EXCERPTED DATA —
──────
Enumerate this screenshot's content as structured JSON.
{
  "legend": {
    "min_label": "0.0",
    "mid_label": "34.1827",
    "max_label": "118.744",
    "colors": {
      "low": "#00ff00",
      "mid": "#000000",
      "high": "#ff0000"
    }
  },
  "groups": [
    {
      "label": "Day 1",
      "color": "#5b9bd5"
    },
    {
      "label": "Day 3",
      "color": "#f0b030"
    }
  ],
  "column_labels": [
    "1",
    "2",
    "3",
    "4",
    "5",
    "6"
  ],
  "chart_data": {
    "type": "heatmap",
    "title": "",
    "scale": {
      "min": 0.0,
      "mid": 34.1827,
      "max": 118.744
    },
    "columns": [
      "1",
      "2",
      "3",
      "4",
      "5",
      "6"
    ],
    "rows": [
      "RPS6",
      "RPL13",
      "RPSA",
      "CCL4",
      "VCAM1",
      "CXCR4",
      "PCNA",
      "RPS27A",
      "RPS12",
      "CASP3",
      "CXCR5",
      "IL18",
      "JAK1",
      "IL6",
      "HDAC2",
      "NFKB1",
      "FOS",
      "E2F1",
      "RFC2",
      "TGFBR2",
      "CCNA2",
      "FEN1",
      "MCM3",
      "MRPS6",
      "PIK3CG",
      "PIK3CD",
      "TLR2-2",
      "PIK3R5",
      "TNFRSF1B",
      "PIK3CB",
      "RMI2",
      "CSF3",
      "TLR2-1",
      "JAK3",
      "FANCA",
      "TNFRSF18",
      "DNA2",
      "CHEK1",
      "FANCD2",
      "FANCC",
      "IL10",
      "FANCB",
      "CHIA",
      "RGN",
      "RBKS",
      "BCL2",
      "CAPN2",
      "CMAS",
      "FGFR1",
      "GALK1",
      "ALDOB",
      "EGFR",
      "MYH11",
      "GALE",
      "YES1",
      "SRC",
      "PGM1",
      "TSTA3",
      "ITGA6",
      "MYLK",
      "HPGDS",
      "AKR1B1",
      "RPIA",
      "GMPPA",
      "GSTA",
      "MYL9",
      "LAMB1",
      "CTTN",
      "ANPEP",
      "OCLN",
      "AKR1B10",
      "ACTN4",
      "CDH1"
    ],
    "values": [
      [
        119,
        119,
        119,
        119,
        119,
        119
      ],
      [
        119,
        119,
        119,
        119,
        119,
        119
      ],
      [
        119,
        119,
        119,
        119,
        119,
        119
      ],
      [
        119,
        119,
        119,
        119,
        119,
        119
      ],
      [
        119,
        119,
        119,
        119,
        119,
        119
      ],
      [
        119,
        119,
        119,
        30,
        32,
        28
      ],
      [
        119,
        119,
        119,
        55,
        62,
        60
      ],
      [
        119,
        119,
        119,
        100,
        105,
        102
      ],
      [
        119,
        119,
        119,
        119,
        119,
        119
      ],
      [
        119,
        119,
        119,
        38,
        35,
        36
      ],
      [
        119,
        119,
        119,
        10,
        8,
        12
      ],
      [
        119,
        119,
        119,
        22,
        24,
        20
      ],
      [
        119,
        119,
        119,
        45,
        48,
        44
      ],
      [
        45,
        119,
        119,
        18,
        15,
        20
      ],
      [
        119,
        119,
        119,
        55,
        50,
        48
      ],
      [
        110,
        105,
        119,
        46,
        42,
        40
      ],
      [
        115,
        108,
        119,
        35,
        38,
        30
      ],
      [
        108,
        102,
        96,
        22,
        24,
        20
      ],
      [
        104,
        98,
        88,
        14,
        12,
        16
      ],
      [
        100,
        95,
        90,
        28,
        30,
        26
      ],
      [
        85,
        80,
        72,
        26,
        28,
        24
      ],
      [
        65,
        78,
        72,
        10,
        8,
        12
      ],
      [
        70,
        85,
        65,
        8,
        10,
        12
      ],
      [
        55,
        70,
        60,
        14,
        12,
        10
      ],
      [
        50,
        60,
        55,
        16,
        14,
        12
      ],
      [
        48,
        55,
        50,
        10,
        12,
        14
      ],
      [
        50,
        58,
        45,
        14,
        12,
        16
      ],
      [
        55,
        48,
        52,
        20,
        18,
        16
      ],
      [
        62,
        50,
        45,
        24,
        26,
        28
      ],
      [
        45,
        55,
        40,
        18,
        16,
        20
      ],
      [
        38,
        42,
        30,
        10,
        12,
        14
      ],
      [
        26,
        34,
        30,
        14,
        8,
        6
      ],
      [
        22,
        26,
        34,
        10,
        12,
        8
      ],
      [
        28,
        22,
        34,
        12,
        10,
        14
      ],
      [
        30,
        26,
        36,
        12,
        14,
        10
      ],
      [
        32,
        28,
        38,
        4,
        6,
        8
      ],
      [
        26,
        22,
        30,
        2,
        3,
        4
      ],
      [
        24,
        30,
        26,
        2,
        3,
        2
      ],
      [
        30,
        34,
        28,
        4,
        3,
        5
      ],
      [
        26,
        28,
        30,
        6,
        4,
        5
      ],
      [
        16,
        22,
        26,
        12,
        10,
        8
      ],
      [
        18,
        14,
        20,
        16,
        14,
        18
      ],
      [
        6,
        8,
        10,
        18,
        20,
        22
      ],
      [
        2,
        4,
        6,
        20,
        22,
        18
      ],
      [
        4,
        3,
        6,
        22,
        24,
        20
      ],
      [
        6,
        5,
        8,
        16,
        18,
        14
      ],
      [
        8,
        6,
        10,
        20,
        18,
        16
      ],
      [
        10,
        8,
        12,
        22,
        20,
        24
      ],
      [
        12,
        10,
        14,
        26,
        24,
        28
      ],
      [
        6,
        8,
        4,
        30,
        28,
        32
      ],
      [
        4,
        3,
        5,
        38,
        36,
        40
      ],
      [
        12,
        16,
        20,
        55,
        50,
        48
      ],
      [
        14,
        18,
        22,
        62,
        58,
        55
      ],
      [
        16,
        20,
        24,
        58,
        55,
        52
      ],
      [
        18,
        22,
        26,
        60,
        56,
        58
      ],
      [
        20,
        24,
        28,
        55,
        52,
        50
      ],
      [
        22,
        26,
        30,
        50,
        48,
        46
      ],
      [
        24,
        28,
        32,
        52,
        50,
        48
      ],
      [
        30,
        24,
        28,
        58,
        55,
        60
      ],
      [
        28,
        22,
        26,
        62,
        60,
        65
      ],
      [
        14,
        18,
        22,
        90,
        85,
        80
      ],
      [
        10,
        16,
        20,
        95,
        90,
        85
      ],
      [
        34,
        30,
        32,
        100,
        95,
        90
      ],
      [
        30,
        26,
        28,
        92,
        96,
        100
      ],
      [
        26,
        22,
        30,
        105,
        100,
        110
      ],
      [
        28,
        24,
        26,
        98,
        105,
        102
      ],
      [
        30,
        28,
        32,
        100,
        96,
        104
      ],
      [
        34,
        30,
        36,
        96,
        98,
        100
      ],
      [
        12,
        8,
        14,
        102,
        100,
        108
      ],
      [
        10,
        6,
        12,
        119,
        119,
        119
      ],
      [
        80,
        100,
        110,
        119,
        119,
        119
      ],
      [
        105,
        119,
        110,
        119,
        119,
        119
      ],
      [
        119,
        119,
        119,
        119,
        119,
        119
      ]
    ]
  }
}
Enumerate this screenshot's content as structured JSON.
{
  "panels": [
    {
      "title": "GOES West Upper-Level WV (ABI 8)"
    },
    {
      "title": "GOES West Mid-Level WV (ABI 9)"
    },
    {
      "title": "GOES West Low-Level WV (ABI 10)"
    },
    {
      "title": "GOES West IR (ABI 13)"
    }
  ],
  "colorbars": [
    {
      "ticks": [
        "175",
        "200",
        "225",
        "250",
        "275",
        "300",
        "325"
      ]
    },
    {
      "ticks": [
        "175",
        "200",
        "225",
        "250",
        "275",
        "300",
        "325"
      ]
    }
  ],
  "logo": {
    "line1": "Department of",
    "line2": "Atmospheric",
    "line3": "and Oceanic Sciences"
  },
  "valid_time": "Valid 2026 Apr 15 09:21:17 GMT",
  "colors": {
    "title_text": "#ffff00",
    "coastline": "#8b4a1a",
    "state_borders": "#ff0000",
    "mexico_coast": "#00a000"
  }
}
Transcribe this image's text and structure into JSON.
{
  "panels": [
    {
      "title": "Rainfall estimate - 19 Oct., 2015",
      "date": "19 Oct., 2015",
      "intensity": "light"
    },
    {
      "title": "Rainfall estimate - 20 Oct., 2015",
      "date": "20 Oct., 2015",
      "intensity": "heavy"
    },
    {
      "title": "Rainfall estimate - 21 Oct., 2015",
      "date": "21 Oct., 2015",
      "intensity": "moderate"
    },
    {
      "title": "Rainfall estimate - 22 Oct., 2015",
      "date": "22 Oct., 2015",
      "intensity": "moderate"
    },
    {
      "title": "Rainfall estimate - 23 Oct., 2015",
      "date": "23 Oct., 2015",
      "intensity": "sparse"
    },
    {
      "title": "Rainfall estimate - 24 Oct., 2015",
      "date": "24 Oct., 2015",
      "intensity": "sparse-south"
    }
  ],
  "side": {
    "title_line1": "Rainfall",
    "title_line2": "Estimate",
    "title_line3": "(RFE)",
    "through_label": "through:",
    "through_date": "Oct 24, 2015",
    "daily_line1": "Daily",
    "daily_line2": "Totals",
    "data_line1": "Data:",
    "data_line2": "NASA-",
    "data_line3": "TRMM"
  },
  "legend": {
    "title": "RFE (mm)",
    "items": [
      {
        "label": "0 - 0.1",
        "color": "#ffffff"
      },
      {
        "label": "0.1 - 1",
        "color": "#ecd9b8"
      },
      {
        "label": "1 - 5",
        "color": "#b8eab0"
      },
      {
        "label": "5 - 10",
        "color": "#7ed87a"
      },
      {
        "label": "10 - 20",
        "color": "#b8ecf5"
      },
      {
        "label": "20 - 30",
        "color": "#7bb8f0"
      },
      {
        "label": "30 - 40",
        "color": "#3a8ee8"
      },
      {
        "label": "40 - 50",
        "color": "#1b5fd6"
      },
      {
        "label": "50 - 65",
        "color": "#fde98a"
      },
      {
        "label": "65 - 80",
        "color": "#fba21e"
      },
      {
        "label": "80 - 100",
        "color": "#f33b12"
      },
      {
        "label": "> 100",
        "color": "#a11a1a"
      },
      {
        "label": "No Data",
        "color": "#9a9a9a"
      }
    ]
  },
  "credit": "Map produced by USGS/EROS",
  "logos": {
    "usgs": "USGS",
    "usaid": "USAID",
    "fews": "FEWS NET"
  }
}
──────
PROBLEM DESCRIPTION — Look through the material and say how many lines hold "Rainfall". Give the number only.

ANSWER FOR THIS EXERCISE — 7